> [RECORDS TO USE]:
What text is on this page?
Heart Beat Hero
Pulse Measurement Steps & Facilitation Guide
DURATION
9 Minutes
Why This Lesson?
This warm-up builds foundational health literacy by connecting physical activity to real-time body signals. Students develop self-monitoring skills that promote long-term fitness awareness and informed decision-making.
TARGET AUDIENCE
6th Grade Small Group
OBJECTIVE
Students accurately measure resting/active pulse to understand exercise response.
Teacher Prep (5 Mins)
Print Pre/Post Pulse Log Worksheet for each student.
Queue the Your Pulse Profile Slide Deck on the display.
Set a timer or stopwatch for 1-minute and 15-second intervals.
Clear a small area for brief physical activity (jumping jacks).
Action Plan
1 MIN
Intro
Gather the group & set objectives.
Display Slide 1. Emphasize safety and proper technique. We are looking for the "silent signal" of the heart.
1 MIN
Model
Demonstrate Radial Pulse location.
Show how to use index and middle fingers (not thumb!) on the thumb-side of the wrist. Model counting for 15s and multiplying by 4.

> [GIVEN TASK]:
Select the lines that carry the string "activity" and copy them.

> [WORKED ANSWER]:
This warm-up builds foundational health literacy by connecting physical activity to real-time body signals. Students develop self-monitoring skills that promote long-term fitness awareness and informed decision-making.
Clear a small area for brief physical activity (jumping jacks).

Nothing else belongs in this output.